▶ _Exercise brief_
Set down every entry word for word. Omit the pictures.

[Saved entries]
__________________________________________________

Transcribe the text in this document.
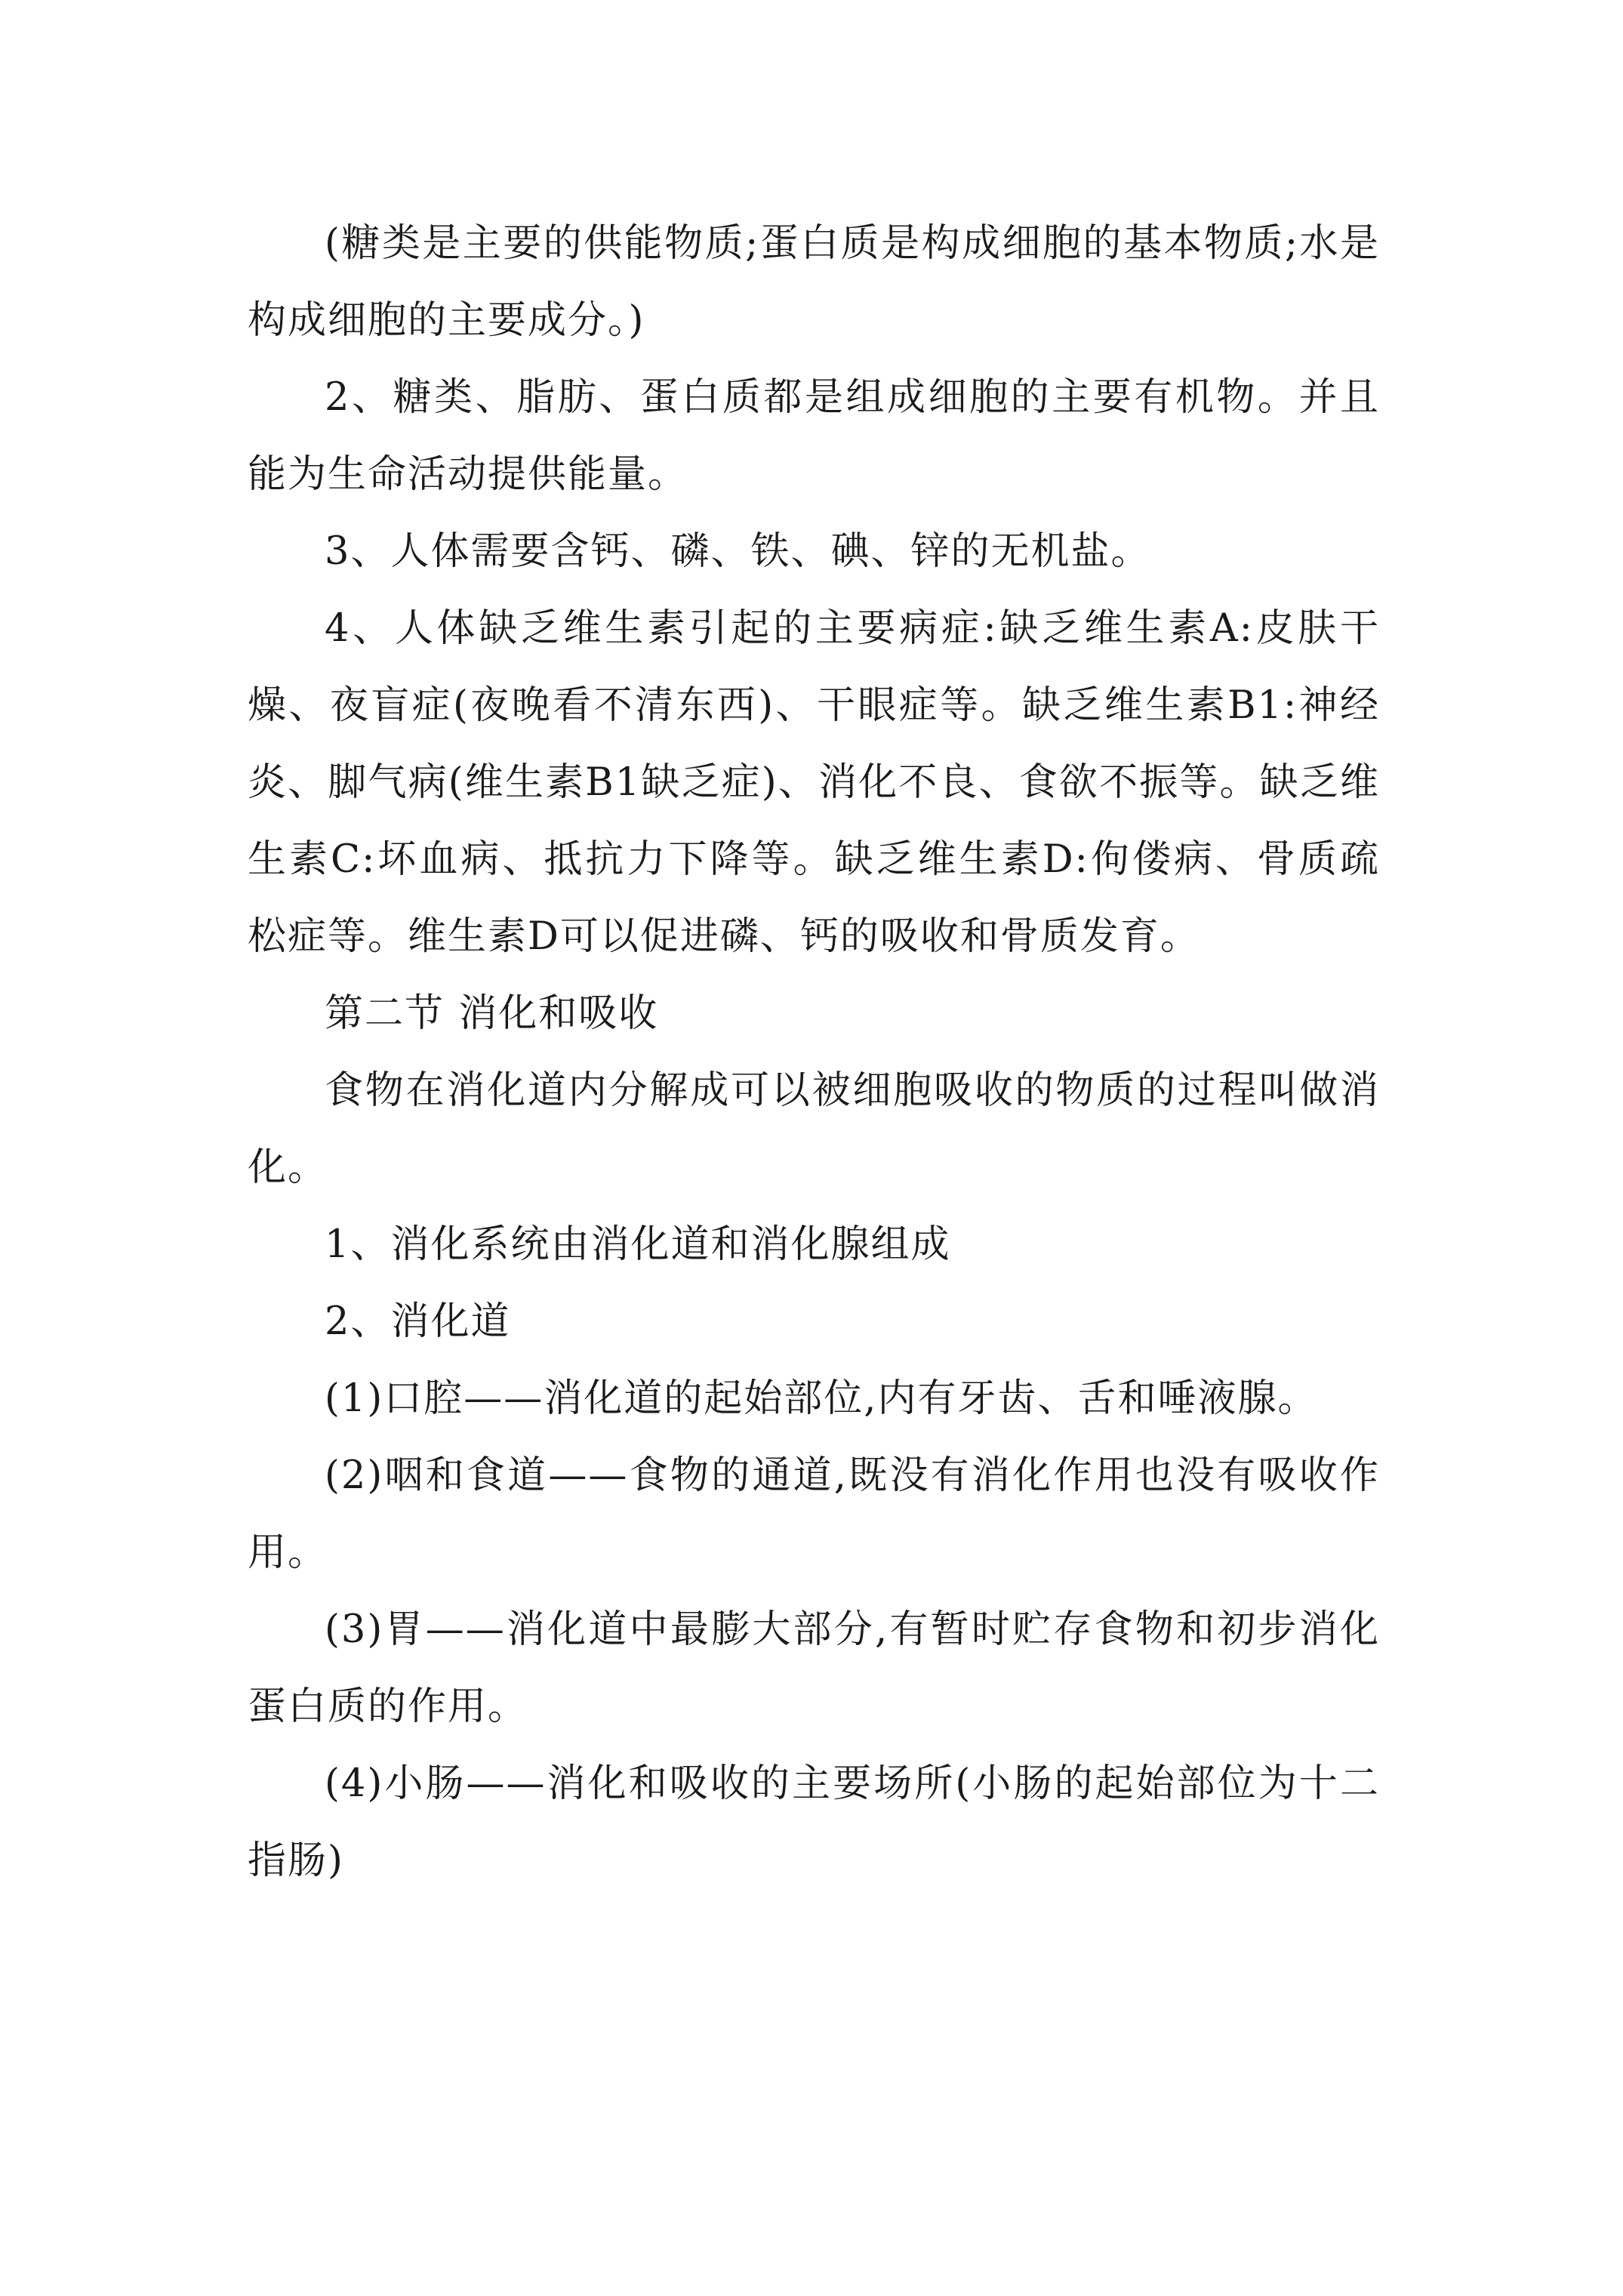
(糖类是主要的供能物质;蛋白质是构成细胞的基本物质;水是构成细胞的主要成分。)

2、糖类、脂肪、蛋白质都是组成细胞的主要有机物。并且能为生命活动提供能量。

3、人体需要含钙、磷、铁、碘、锌的无机盐。

4、人体缺乏维生素引起的主要病症:缺乏维生素A:皮肤干燥、夜盲症(夜晚看不清东西)、干眼症等。缺乏维生素B1:神经炎、脚气病(维生素B1缺乏症)、消化不良、食欲不振等。缺乏维生素C:坏血病、抵抗力下降等。缺乏维生素D:佝偻病、骨质疏松症等。维生素D可以促进磷、钙的吸收和骨质发育。

第二节 消化和吸收

食物在消化道内分解成可以被细胞吸收的物质的过程叫做消化。

1、消化系统由消化道和消化腺组成

2、消化道

(1)口腔——消化道的起始部位,内有牙齿、舌和唾液腺。

(2)咽和食道——食物的通道,既没有消化作用也没有吸收作用。

(3)胃——消化道中最膨大部分,有暂时贮存食物和初步消化蛋白质的作用。

(4)小肠——消化和吸收的主要场所(小肠的起始部位为十二指肠)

__________________________________________________

▶ _Solution to the problem_
Transcribe the text in this document.
(糖类是主要的供能物质;蛋白质是构成细胞的基本物质;水是构成细胞的主要成分。)

2、糖类、脂肪、蛋白质都是组成细胞的主要有机物。并且能为生命活动提供能量。

3、人体需要含钙、磷、铁、碘、锌的无机盐。

4、人体缺乏维生素引起的主要病症:缺乏维生素A:皮肤干燥、夜盲症(夜晚看不清东西)、干眼症等。缺乏维生素B1:神经炎、脚气病(维生素B1缺乏症)、消化不良、食欲不振等。缺乏维生素C:坏血病、抵抗力下降等。缺乏维生素D:佝偻病、骨质疏松症等。维生素D可以促进磷、钙的吸收和骨质发育。

第二节 消化和吸收

食物在消化道内分解成可以被细胞吸收的物质的过程叫做消化。

1、消化系统由消化道和消化腺组成

2、消化道

(1)口腔——消化道的起始部位,内有牙齿、舌和唾液腺。

(2)咽和食道——食物的通道,既没有消化作用也没有吸收作用。

(3)胃——消化道中最膨大部分,有暂时贮存食物和初步消化蛋白质的作用。

(4)小肠——消化和吸收的主要场所(小肠的起始部位为十二指肠)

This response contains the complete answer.